[Collection entries]
————

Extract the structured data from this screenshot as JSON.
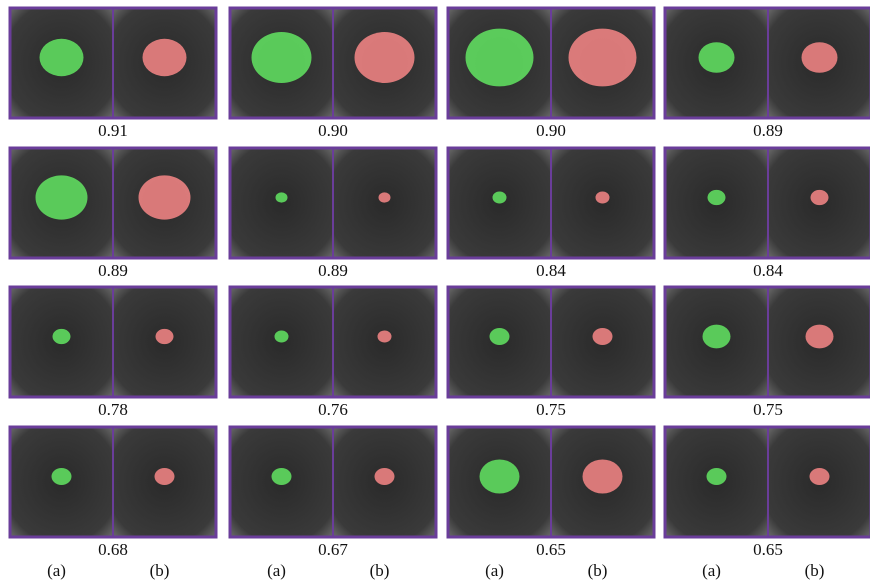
{
  "rows": [
    {
      "cells": [
        {
          "score": "0.91"
        },
        {
          "score": "0.90"
        },
        {
          "score": "0.90"
        },
        {
          "score": "0.89"
        }
      ]
    },
    {
      "cells": [
        {
          "score": "0.89"
        },
        {
          "score": "0.89"
        },
        {
          "score": "0.84"
        },
        {
          "score": "0.84"
        }
      ]
    },
    {
      "cells": [
        {
          "score": "0.78"
        },
        {
          "score": "0.76"
        },
        {
          "score": "0.75"
        },
        {
          "score": "0.75"
        }
      ]
    },
    {
      "cells": [
        {
          "score": "0.68"
        },
        {
          "score": "0.67"
        },
        {
          "score": "0.65"
        },
        {
          "score": "0.65"
        }
      ]
    }
  ],
  "bottom_labels": [
    "(a)",
    "(b)",
    "(a)",
    "(b)",
    "(a)",
    "(b)",
    "(a)",
    "(b)"
  ]
}
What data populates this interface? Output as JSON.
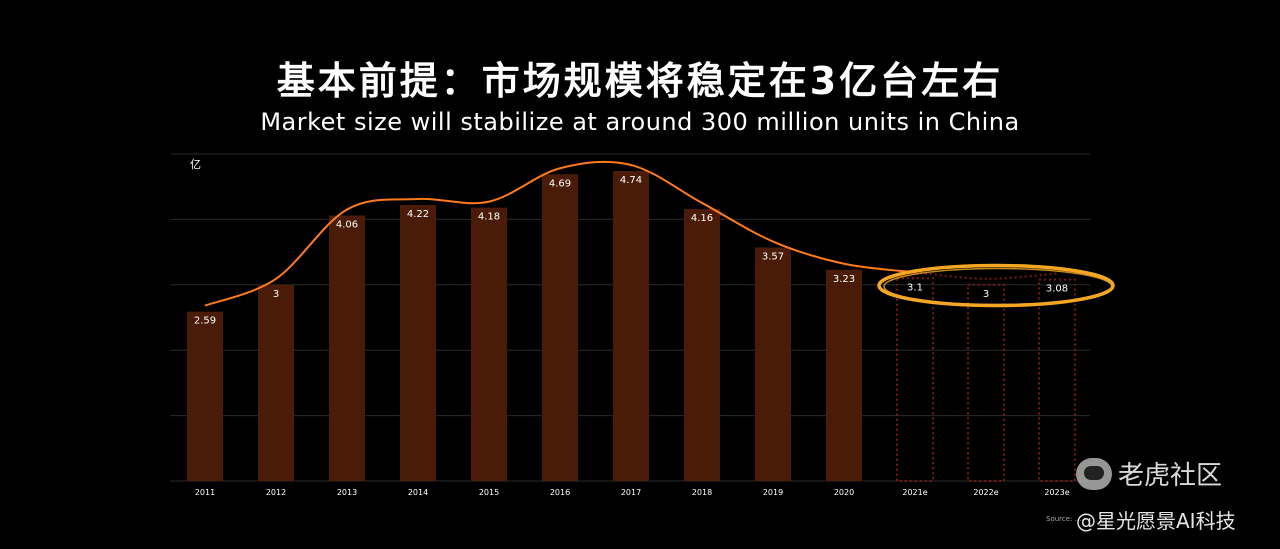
{
  "title": "基本前提：市场规模将稳定在3亿台左右",
  "subtitle": "Market size will stabilize at around 300 million units in China",
  "unit_label": "亿",
  "source": "Source: ...",
  "watermark": {
    "primary": "老虎社区",
    "secondary": "@星光愿景AI科技"
  },
  "colors": {
    "bar": "#4a1c08",
    "line": "#ff7a1a",
    "forecast_outline": "#7a1a10",
    "highlight_ellipse": "#f5a623"
  },
  "chart_data": {
    "type": "bar",
    "categories": [
      "2011",
      "2012",
      "2013",
      "2014",
      "2015",
      "2016",
      "2017",
      "2018",
      "2019",
      "2020",
      "2021e",
      "2022e",
      "2023e"
    ],
    "values": [
      2.59,
      3,
      4.06,
      4.22,
      4.18,
      4.69,
      4.74,
      4.16,
      3.57,
      3.23,
      3.1,
      3,
      3.08
    ],
    "value_labels": [
      "2.59",
      "3",
      "4.06",
      "4.22",
      "4.18",
      "4.69",
      "4.74",
      "4.16",
      "3.57",
      "3.23",
      "3.1",
      "3",
      "3.08"
    ],
    "forecast": [
      false,
      false,
      false,
      false,
      false,
      false,
      false,
      false,
      false,
      false,
      true,
      true,
      true
    ],
    "overlay": "line",
    "ylim": [
      0,
      5
    ],
    "grid": true,
    "ylabel": "亿",
    "highlight": "2021e–2023e"
  }
}
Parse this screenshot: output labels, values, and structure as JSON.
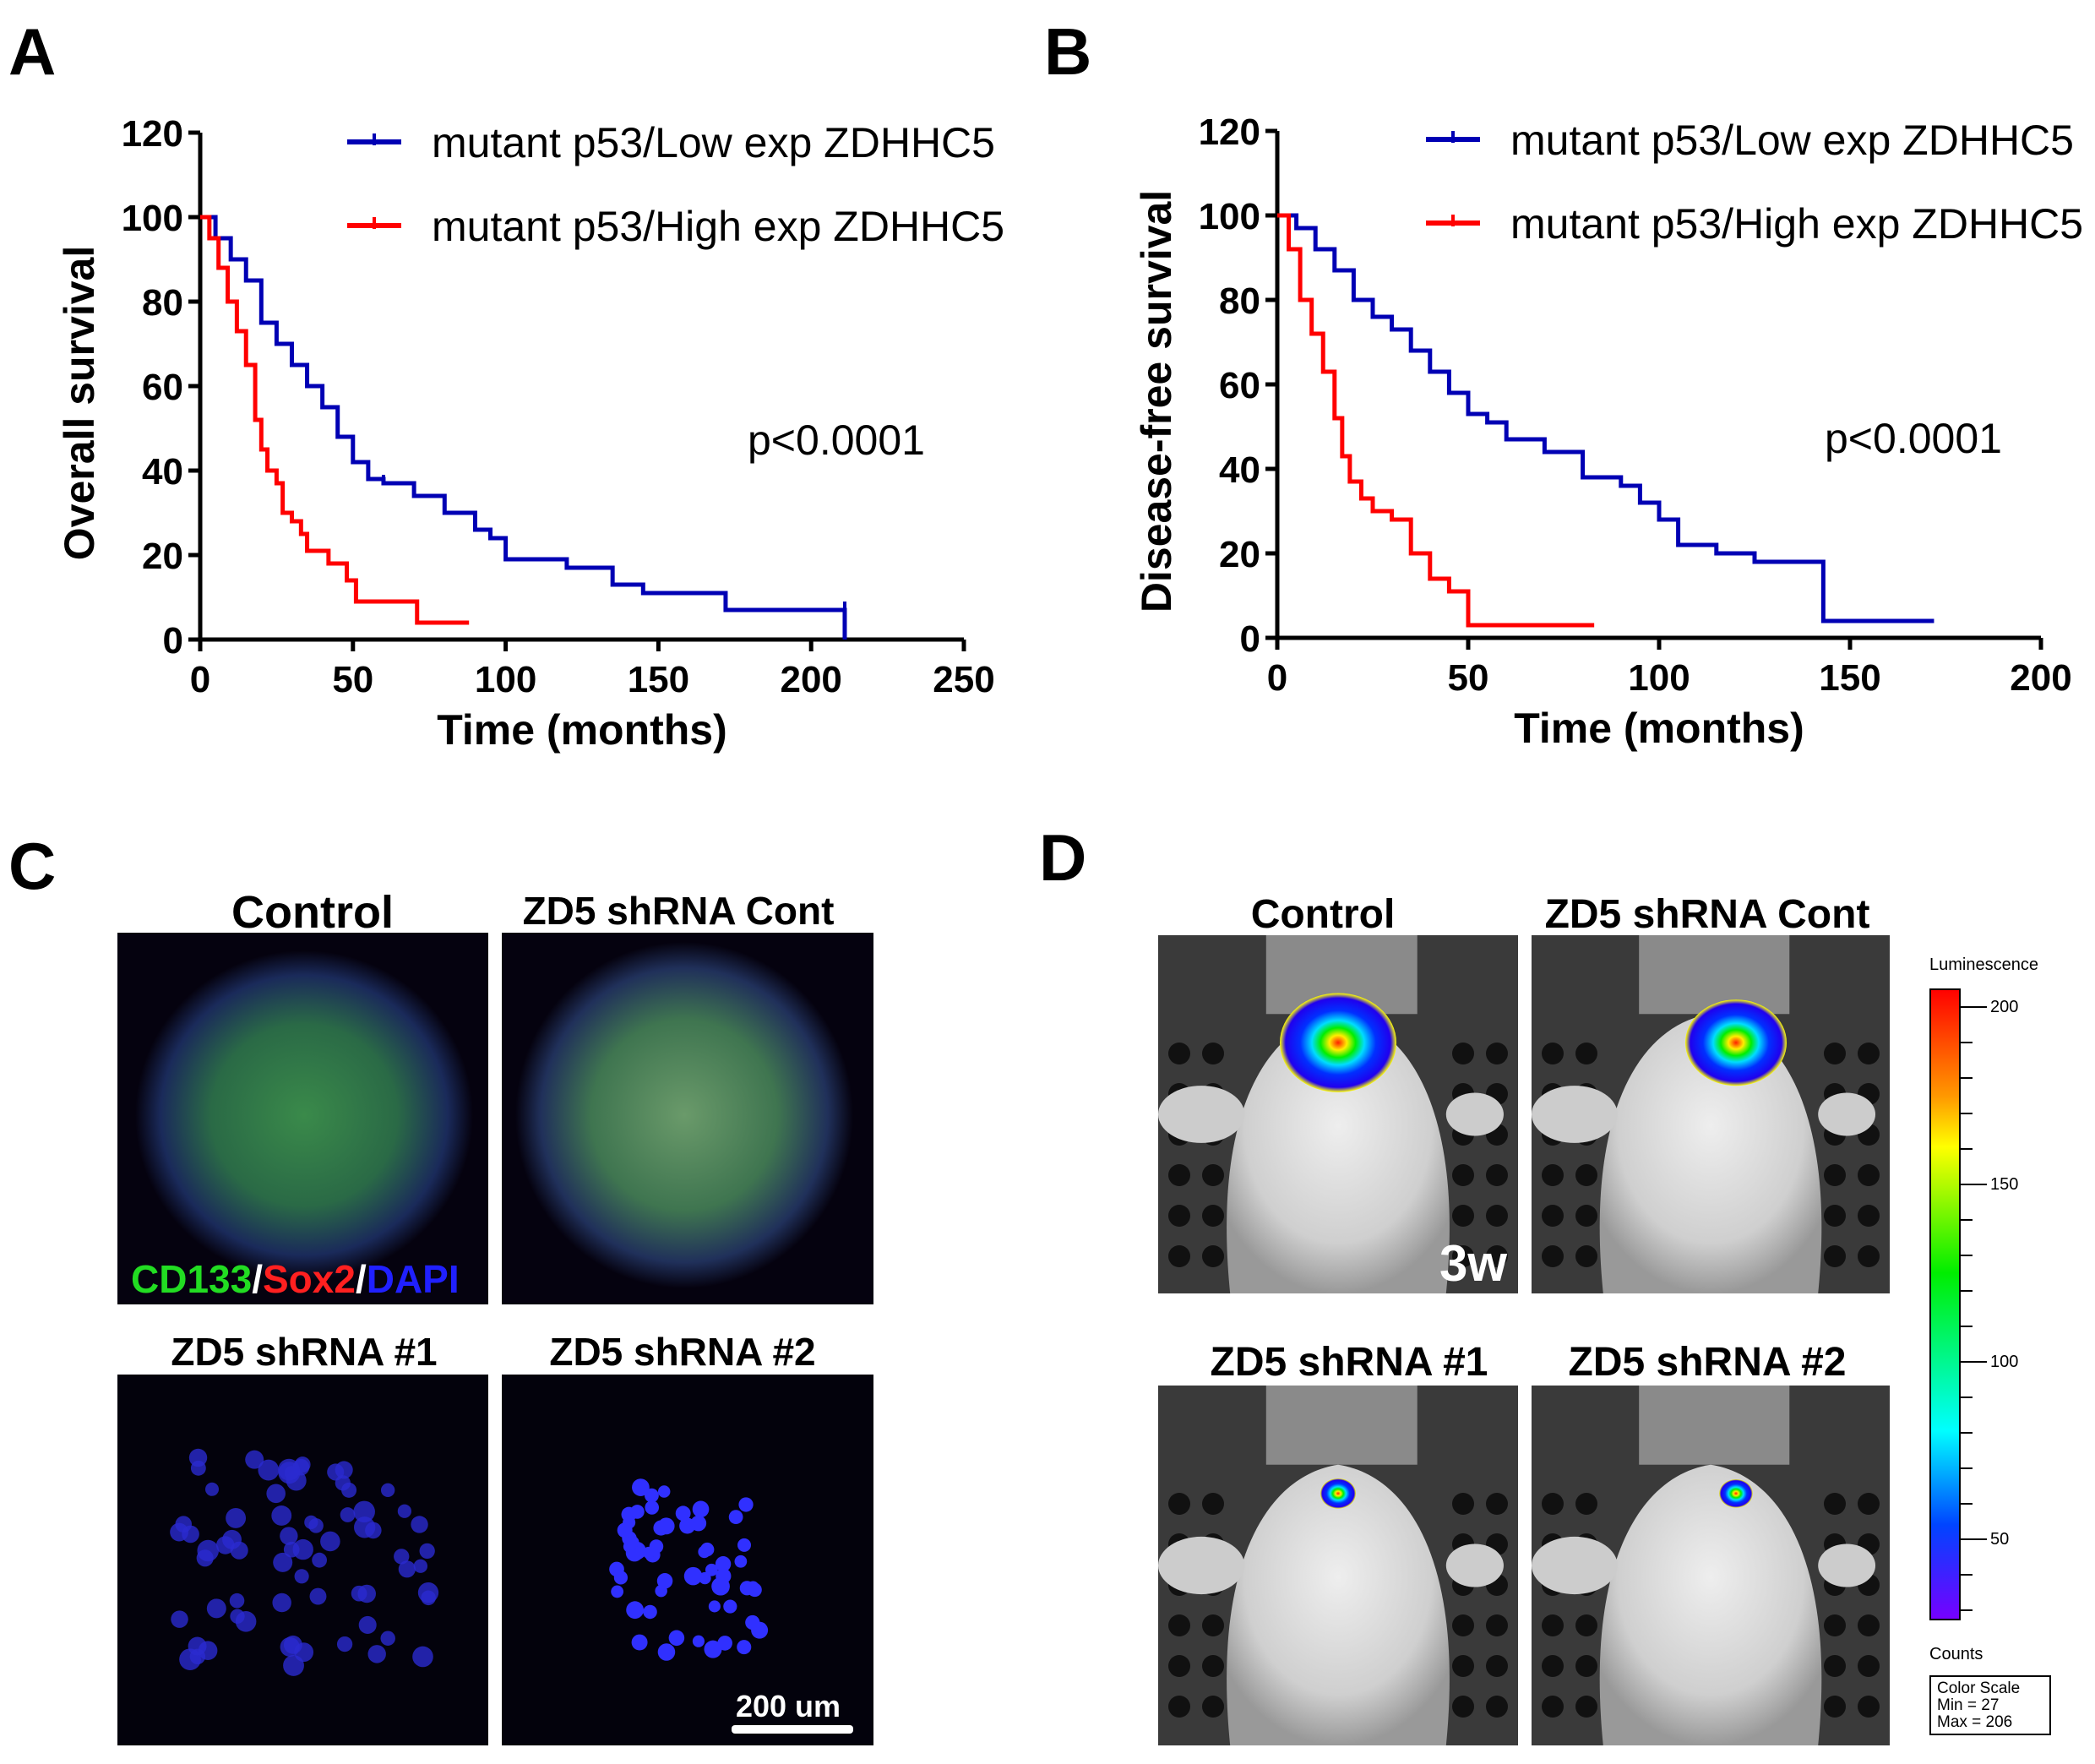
{
  "panels": {
    "a": "A",
    "b": "B",
    "c": "C",
    "d": "D"
  },
  "chart_data": [
    {
      "type": "line",
      "subtype": "kaplan-meier step",
      "xlabel": "Time (months)",
      "ylabel": "Overall survival",
      "xlim": [
        0,
        250
      ],
      "ylim": [
        0,
        120
      ],
      "xticks": [
        0,
        50,
        100,
        150,
        200,
        250
      ],
      "yticks": [
        0,
        20,
        40,
        60,
        80,
        100,
        120
      ],
      "annotation": "p<0.0001",
      "legend_position": "top-right",
      "series": [
        {
          "name": "mutant p53/Low exp ZDHHC5",
          "color": "#0000b4",
          "points": [
            [
              0,
              100
            ],
            [
              5,
              95
            ],
            [
              10,
              90
            ],
            [
              15,
              85
            ],
            [
              20,
              75
            ],
            [
              25,
              70
            ],
            [
              30,
              65
            ],
            [
              35,
              60
            ],
            [
              40,
              55
            ],
            [
              45,
              48
            ],
            [
              50,
              42
            ],
            [
              55,
              38
            ],
            [
              60,
              37
            ],
            [
              70,
              34
            ],
            [
              80,
              30
            ],
            [
              90,
              26
            ],
            [
              95,
              24
            ],
            [
              100,
              19
            ],
            [
              120,
              17
            ],
            [
              135,
              13
            ],
            [
              145,
              11
            ],
            [
              172,
              7
            ],
            [
              211,
              7
            ],
            [
              211,
              0
            ]
          ]
        },
        {
          "name": "mutant p53/High exp ZDHHC5",
          "color": "#ff0000",
          "points": [
            [
              0,
              100
            ],
            [
              3,
              95
            ],
            [
              6,
              88
            ],
            [
              9,
              80
            ],
            [
              12,
              73
            ],
            [
              15,
              65
            ],
            [
              18,
              52
            ],
            [
              20,
              45
            ],
            [
              22,
              40
            ],
            [
              25,
              37
            ],
            [
              27,
              30
            ],
            [
              30,
              28
            ],
            [
              33,
              25
            ],
            [
              35,
              21
            ],
            [
              42,
              18
            ],
            [
              48,
              14
            ],
            [
              51,
              9
            ],
            [
              70,
              9
            ],
            [
              71,
              4
            ],
            [
              88,
              4
            ]
          ]
        }
      ]
    },
    {
      "type": "line",
      "subtype": "kaplan-meier step",
      "xlabel": "Time (months)",
      "ylabel": "Disease-free survival",
      "xlim": [
        0,
        200
      ],
      "ylim": [
        0,
        120
      ],
      "xticks": [
        0,
        50,
        100,
        150,
        200
      ],
      "yticks": [
        0,
        20,
        40,
        60,
        80,
        100,
        120
      ],
      "annotation": "p<0.0001",
      "legend_position": "top-right",
      "series": [
        {
          "name": "mutant p53/Low exp ZDHHC5",
          "color": "#0000b4",
          "points": [
            [
              0,
              100
            ],
            [
              5,
              97
            ],
            [
              10,
              92
            ],
            [
              15,
              87
            ],
            [
              20,
              80
            ],
            [
              25,
              76
            ],
            [
              30,
              73
            ],
            [
              35,
              68
            ],
            [
              40,
              63
            ],
            [
              45,
              58
            ],
            [
              50,
              53
            ],
            [
              55,
              51
            ],
            [
              60,
              47
            ],
            [
              70,
              44
            ],
            [
              80,
              38
            ],
            [
              90,
              36
            ],
            [
              95,
              32
            ],
            [
              100,
              28
            ],
            [
              105,
              22
            ],
            [
              115,
              20
            ],
            [
              125,
              18
            ],
            [
              142,
              18
            ],
            [
              143,
              4
            ],
            [
              172,
              4
            ]
          ]
        },
        {
          "name": "mutant p53/High exp ZDHHC5",
          "color": "#ff0000",
          "points": [
            [
              0,
              100
            ],
            [
              3,
              92
            ],
            [
              6,
              80
            ],
            [
              9,
              72
            ],
            [
              12,
              63
            ],
            [
              15,
              52
            ],
            [
              17,
              43
            ],
            [
              19,
              37
            ],
            [
              22,
              33
            ],
            [
              25,
              30
            ],
            [
              30,
              28
            ],
            [
              35,
              20
            ],
            [
              40,
              14
            ],
            [
              45,
              11
            ],
            [
              50,
              3
            ],
            [
              83,
              3
            ]
          ]
        }
      ]
    }
  ],
  "panel_c": {
    "titles": [
      "Control",
      "ZD5 shRNA Cont",
      "ZD5 shRNA #1",
      "ZD5 shRNA #2"
    ],
    "stain": {
      "cd133": "CD133",
      "sep1": "/",
      "sox2": "Sox2",
      "sep2": "/",
      "dapi": "DAPI"
    },
    "stain_colors": {
      "cd133": "#22dd22",
      "sox2": "#ff2020",
      "dapi": "#2020ff"
    },
    "scale_bar": "200 um"
  },
  "panel_d": {
    "titles": [
      "Control",
      "ZD5 shRNA Cont",
      "ZD5 shRNA #1",
      "ZD5 shRNA #2"
    ],
    "timepoint": "3w",
    "colorbar": {
      "title": "Luminescence",
      "ticks": [
        "200",
        "150",
        "100",
        "50"
      ],
      "units": "Counts",
      "scale_title": "Color Scale",
      "min": "Min = 27",
      "max": "Max = 206"
    }
  }
}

————

(Task requirements)
Reproduce each record above by retyping it exactly; omit all images.

(Answer for this exercise)
Extract the structured data from this screenshot as JSON.
{
  "rows": [
    {
      "cells": [
        {
          "score": "0.91"
        },
        {
          "score": "0.90"
        },
        {
          "score": "0.90"
        },
        {
          "score": "0.89"
        }
      ]
    },
    {
      "cells": [
        {
          "score": "0.89"
        },
        {
          "score": "0.89"
        },
        {
          "score": "0.84"
        },
        {
          "score": "0.84"
        }
      ]
    },
    {
      "cells": [
        {
          "score": "0.78"
        },
        {
          "score": "0.76"
        },
        {
          "score": "0.75"
        },
        {
          "score": "0.75"
        }
      ]
    },
    {
      "cells": [
        {
          "score": "0.68"
        },
        {
          "score": "0.67"
        },
        {
          "score": "0.65"
        },
        {
          "score": "0.65"
        }
      ]
    }
  ],
  "bottom_labels": [
    "(a)",
    "(b)",
    "(a)",
    "(b)",
    "(a)",
    "(b)",
    "(a)",
    "(b)"
  ]
}
What data populates this interface? Output as JSON.
{
  "title": "基本前提：市场规模将稳定在3亿台左右",
  "subtitle": "Market size will stabilize at around 300 million units in China",
  "unit_label": "亿",
  "source": "Source: ...",
  "watermark": {
    "primary": "老虎社区",
    "secondary": "@星光愿景AI科技"
  },
  "colors": {
    "bar": "#4a1c08",
    "line": "#ff7a1a",
    "forecast_outline": "#7a1a10",
    "highlight_ellipse": "#f5a623"
  },
  "chart_data": {
    "type": "bar",
    "categories": [
      "2011",
      "2012",
      "2013",
      "2014",
      "2015",
      "2016",
      "2017",
      "2018",
      "2019",
      "2020",
      "2021e",
      "2022e",
      "2023e"
    ],
    "values": [
      2.59,
      3,
      4.06,
      4.22,
      4.18,
      4.69,
      4.74,
      4.16,
      3.57,
      3.23,
      3.1,
      3,
      3.08
    ],
    "value_labels": [
      "2.59",
      "3",
      "4.06",
      "4.22",
      "4.18",
      "4.69",
      "4.74",
      "4.16",
      "3.57",
      "3.23",
      "3.1",
      "3",
      "3.08"
    ],
    "forecast": [
      false,
      false,
      false,
      false,
      false,
      false,
      false,
      false,
      false,
      false,
      true,
      true,
      true
    ],
    "overlay": "line",
    "ylim": [
      0,
      5
    ],
    "grid": true,
    "ylabel": "亿",
    "highlight": "2021e–2023e"
  }
}
Parse this screenshot: output labels, values, and structure as JSON.
{
  "panels": {
    "a": "A",
    "b": "B",
    "c": "C",
    "d": "D"
  },
  "chart_data": [
    {
      "type": "line",
      "subtype": "kaplan-meier step",
      "xlabel": "Time (months)",
      "ylabel": "Overall survival",
      "xlim": [
        0,
        250
      ],
      "ylim": [
        0,
        120
      ],
      "xticks": [
        0,
        50,
        100,
        150,
        200,
        250
      ],
      "yticks": [
        0,
        20,
        40,
        60,
        80,
        100,
        120
      ],
      "annotation": "p<0.0001",
      "legend_position": "top-right",
      "series": [
        {
          "name": "mutant p53/Low exp ZDHHC5",
          "color": "#0000b4",
          "points": [
            [
              0,
              100
            ],
            [
              5,
              95
            ],
            [
              10,
              90
            ],
            [
              15,
              85
            ],
            [
              20,
              75
            ],
            [
              25,
              70
            ],
            [
              30,
              65
            ],
            [
              35,
              60
            ],
            [
              40,
              55
            ],
            [
              45,
              48
            ],
            [
              50,
              42
            ],
            [
              55,
              38
            ],
            [
              60,
              37
            ],
            [
              70,
              34
            ],
            [
              80,
              30
            ],
            [
              90,
              26
            ],
            [
              95,
              24
            ],
            [
              100,
              19
            ],
            [
              120,
              17
            ],
            [
              135,
              13
            ],
            [
              145,
              11
            ],
            [
              172,
              7
            ],
            [
              211,
              7
            ],
            [
              211,
              0
            ]
          ]
        },
        {
          "name": "mutant p53/High exp ZDHHC5",
          "color": "#ff0000",
          "points": [
            [
              0,
              100
            ],
            [
              3,
              95
            ],
            [
              6,
              88
            ],
            [
              9,
              80
            ],
            [
              12,
              73
            ],
            [
              15,
              65
            ],
            [
              18,
              52
            ],
            [
              20,
              45
            ],
            [
              22,
              40
            ],
            [
              25,
              37
            ],
            [
              27,
              30
            ],
            [
              30,
              28
            ],
            [
              33,
              25
            ],
            [
              35,
              21
            ],
            [
              42,
              18
            ],
            [
              48,
              14
            ],
            [
              51,
              9
            ],
            [
              70,
              9
            ],
            [
              71,
              4
            ],
            [
              88,
              4
            ]
          ]
        }
      ]
    },
    {
      "type": "line",
      "subtype": "kaplan-meier step",
      "xlabel": "Time (months)",
      "ylabel": "Disease-free survival",
      "xlim": [
        0,
        200
      ],
      "ylim": [
        0,
        120
      ],
      "xticks": [
        0,
        50,
        100,
        150,
        200
      ],
      "yticks": [
        0,
        20,
        40,
        60,
        80,
        100,
        120
      ],
      "annotation": "p<0.0001",
      "legend_position": "top-right",
      "series": [
        {
          "name": "mutant p53/Low exp ZDHHC5",
          "color": "#0000b4",
          "points": [
            [
              0,
              100
            ],
            [
              5,
              97
            ],
            [
              10,
              92
            ],
            [
              15,
              87
            ],
            [
              20,
              80
            ],
            [
              25,
              76
            ],
            [
              30,
              73
            ],
            [
              35,
              68
            ],
            [
              40,
              63
            ],
            [
              45,
              58
            ],
            [
              50,
              53
            ],
            [
              55,
              51
            ],
            [
              60,
              47
            ],
            [
              70,
              44
            ],
            [
              80,
              38
            ],
            [
              90,
              36
            ],
            [
              95,
              32
            ],
            [
              100,
              28
            ],
            [
              105,
              22
            ],
            [
              115,
              20
            ],
            [
              125,
              18
            ],
            [
              142,
              18
            ],
            [
              143,
              4
            ],
            [
              172,
              4
            ]
          ]
        },
        {
          "name": "mutant p53/High exp ZDHHC5",
          "color": "#ff0000",
          "points": [
            [
              0,
              100
            ],
            [
              3,
              92
            ],
            [
              6,
              80
            ],
            [
              9,
              72
            ],
            [
              12,
              63
            ],
            [
              15,
              52
            ],
            [
              17,
              43
            ],
            [
              19,
              37
            ],
            [
              22,
              33
            ],
            [
              25,
              30
            ],
            [
              30,
              28
            ],
            [
              35,
              20
            ],
            [
              40,
              14
            ],
            [
              45,
              11
            ],
            [
              50,
              3
            ],
            [
              83,
              3
            ]
          ]
        }
      ]
    }
  ],
  "panel_c": {
    "titles": [
      "Control",
      "ZD5 shRNA Cont",
      "ZD5 shRNA #1",
      "ZD5 shRNA #2"
    ],
    "stain": {
      "cd133": "CD133",
      "sep1": "/",
      "sox2": "Sox2",
      "sep2": "/",
      "dapi": "DAPI"
    },
    "stain_colors": {
      "cd133": "#22dd22",
      "sox2": "#ff2020",
      "dapi": "#2020ff"
    },
    "scale_bar": "200 um"
  },
  "panel_d": {
    "titles": [
      "Control",
      "ZD5 shRNA Cont",
      "ZD5 shRNA #1",
      "ZD5 shRNA #2"
    ],
    "timepoint": "3w",
    "colorbar": {
      "title": "Luminescence",
      "ticks": [
        "200",
        "150",
        "100",
        "50"
      ],
      "units": "Counts",
      "scale_title": "Color Scale",
      "min": "Min = 27",
      "max": "Max = 206"
    }
  }
}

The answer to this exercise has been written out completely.